STATED GOAL:
Print, exactly and completely, every entry in the data.
━━━ RECORDS TO PROCESS ━━━
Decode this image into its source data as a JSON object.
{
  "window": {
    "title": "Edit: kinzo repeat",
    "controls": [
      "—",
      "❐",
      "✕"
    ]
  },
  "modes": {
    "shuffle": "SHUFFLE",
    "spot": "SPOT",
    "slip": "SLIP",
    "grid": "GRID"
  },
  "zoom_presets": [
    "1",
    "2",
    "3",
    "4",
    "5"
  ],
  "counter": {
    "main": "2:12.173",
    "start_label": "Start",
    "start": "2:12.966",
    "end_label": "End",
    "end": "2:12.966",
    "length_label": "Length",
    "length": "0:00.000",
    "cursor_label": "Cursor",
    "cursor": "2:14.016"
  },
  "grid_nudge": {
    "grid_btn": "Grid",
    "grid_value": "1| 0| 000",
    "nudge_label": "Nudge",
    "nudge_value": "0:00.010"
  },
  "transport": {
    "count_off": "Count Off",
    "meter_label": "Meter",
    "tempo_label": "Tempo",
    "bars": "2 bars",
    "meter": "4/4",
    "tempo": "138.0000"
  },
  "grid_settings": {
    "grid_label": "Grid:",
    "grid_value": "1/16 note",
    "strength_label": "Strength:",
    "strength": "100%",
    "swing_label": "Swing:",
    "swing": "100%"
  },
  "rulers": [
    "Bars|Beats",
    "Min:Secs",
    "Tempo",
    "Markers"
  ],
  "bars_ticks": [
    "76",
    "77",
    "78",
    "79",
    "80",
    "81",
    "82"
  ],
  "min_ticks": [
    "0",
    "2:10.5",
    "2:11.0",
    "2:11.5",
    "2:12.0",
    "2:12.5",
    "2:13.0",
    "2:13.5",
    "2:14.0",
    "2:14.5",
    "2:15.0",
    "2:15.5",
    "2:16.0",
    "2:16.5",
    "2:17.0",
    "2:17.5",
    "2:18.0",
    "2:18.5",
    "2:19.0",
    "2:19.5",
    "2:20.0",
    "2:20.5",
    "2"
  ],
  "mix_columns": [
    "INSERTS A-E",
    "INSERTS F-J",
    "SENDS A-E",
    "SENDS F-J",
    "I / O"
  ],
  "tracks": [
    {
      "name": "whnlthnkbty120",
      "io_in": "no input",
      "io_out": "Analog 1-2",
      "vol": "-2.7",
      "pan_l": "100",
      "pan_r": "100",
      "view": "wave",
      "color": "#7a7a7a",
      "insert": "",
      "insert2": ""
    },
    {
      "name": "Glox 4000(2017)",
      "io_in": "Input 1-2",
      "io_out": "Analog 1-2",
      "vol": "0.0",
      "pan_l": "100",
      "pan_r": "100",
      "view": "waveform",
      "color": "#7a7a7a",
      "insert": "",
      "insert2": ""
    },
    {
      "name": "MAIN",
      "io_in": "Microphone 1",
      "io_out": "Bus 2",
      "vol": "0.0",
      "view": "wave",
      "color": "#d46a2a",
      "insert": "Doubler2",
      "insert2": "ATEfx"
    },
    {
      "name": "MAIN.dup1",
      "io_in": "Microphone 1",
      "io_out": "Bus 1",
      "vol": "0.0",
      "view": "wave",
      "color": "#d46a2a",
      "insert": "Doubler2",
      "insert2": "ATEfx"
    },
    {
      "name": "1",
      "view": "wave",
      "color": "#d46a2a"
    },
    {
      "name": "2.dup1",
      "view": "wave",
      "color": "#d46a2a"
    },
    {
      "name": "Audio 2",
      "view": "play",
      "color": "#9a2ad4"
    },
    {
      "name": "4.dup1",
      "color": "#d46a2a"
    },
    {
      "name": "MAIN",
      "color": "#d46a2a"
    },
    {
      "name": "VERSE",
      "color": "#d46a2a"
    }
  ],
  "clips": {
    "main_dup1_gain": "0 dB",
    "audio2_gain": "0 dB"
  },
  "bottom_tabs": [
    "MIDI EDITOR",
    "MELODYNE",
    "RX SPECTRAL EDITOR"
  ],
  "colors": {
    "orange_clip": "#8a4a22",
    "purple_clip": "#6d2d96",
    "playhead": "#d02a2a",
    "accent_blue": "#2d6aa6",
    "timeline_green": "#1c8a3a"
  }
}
━━━
FULL ANSWER:
Decode this image into its source data as a JSON object.
{
  "window": {
    "title": "Edit: kinzo repeat",
    "controls": [
      "—",
      "❐",
      "✕"
    ]
  },
  "modes": {
    "shuffle": "SHUFFLE",
    "spot": "SPOT",
    "slip": "SLIP",
    "grid": "GRID"
  },
  "zoom_presets": [
    "1",
    "2",
    "3",
    "4",
    "5"
  ],
  "counter": {
    "main": "2:12.173",
    "start_label": "Start",
    "start": "2:12.966",
    "end_label": "End",
    "end": "2:12.966",
    "length_label": "Length",
    "length": "0:00.000",
    "cursor_label": "Cursor",
    "cursor": "2:14.016"
  },
  "grid_nudge": {
    "grid_btn": "Grid",
    "grid_value": "1| 0| 000",
    "nudge_label": "Nudge",
    "nudge_value": "0:00.010"
  },
  "transport": {
    "count_off": "Count Off",
    "meter_label": "Meter",
    "tempo_label": "Tempo",
    "bars": "2 bars",
    "meter": "4/4",
    "tempo": "138.0000"
  },
  "grid_settings": {
    "grid_label": "Grid:",
    "grid_value": "1/16 note",
    "strength_label": "Strength:",
    "strength": "100%",
    "swing_label": "Swing:",
    "swing": "100%"
  },
  "rulers": [
    "Bars|Beats",
    "Min:Secs",
    "Tempo",
    "Markers"
  ],
  "bars_ticks": [
    "76",
    "77",
    "78",
    "79",
    "80",
    "81",
    "82"
  ],
  "min_ticks": [
    "0",
    "2:10.5",
    "2:11.0",
    "2:11.5",
    "2:12.0",
    "2:12.5",
    "2:13.0",
    "2:13.5",
    "2:14.0",
    "2:14.5",
    "2:15.0",
    "2:15.5",
    "2:16.0",
    "2:16.5",
    "2:17.0",
    "2:17.5",
    "2:18.0",
    "2:18.5",
    "2:19.0",
    "2:19.5",
    "2:20.0",
    "2:20.5",
    "2"
  ],
  "mix_columns": [
    "INSERTS A-E",
    "INSERTS F-J",
    "SENDS A-E",
    "SENDS F-J",
    "I / O"
  ],
  "tracks": [
    {
      "name": "whnlthnkbty120",
      "io_in": "no input",
      "io_out": "Analog 1-2",
      "vol": "-2.7",
      "pan_l": "100",
      "pan_r": "100",
      "view": "wave",
      "color": "#7a7a7a",
      "insert": "",
      "insert2": ""
    },
    {
      "name": "Glox 4000(2017)",
      "io_in": "Input 1-2",
      "io_out": "Analog 1-2",
      "vol": "0.0",
      "pan_l": "100",
      "pan_r": "100",
      "view": "waveform",
      "color": "#7a7a7a",
      "insert": "",
      "insert2": ""
    },
    {
      "name": "MAIN",
      "io_in": "Microphone 1",
      "io_out": "Bus 2",
      "vol": "0.0",
      "view": "wave",
      "color": "#d46a2a",
      "insert": "Doubler2",
      "insert2": "ATEfx"
    },
    {
      "name": "MAIN.dup1",
      "io_in": "Microphone 1",
      "io_out": "Bus 1",
      "vol": "0.0",
      "view": "wave",
      "color": "#d46a2a",
      "insert": "Doubler2",
      "insert2": "ATEfx"
    },
    {
      "name": "1",
      "view": "wave",
      "color": "#d46a2a"
    },
    {
      "name": "2.dup1",
      "view": "wave",
      "color": "#d46a2a"
    },
    {
      "name": "Audio 2",
      "view": "play",
      "color": "#9a2ad4"
    },
    {
      "name": "4.dup1",
      "color": "#d46a2a"
    },
    {
      "name": "MAIN",
      "color": "#d46a2a"
    },
    {
      "name": "VERSE",
      "color": "#d46a2a"
    }
  ],
  "clips": {
    "main_dup1_gain": "0 dB",
    "audio2_gain": "0 dB"
  },
  "bottom_tabs": [
    "MIDI EDITOR",
    "MELODYNE",
    "RX SPECTRAL EDITOR"
  ],
  "colors": {
    "orange_clip": "#8a4a22",
    "purple_clip": "#6d2d96",
    "playhead": "#d02a2a",
    "accent_blue": "#2d6aa6",
    "timeline_green": "#1c8a3a"
  }
}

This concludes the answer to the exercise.